[Source records]
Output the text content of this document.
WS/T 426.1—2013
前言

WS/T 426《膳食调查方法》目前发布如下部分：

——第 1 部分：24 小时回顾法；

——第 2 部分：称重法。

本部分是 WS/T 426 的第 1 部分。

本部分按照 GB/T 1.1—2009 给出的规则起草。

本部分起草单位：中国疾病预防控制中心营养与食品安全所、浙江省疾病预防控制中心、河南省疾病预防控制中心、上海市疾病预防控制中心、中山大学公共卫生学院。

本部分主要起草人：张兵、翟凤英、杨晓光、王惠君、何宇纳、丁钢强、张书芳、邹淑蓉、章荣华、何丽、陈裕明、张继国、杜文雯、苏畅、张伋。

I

To be done
Copy all of the data. Keep every word exactly as it is.

Reply to the exercise
Output the text content of this document.
WS/T 426.1—2013
前言

WS/T 426《膳食调查方法》目前发布如下部分：

——第 1 部分：24 小时回顾法；

——第 2 部分：称重法。

本部分是 WS/T 426 的第 1 部分。

本部分按照 GB/T 1.1—2009 给出的规则起草。

本部分起草单位：中国疾病预防控制中心营养与食品安全所、浙江省疾病预防控制中心、河南省疾病预防控制中心、上海市疾病预防控制中心、中山大学公共卫生学院。

本部分主要起草人：张兵、翟凤英、杨晓光、王惠君、何宇纳、丁钢强、张书芳、邹淑蓉、章荣华、何丽、陈裕明、张继国、杜文雯、苏畅、张伋。

I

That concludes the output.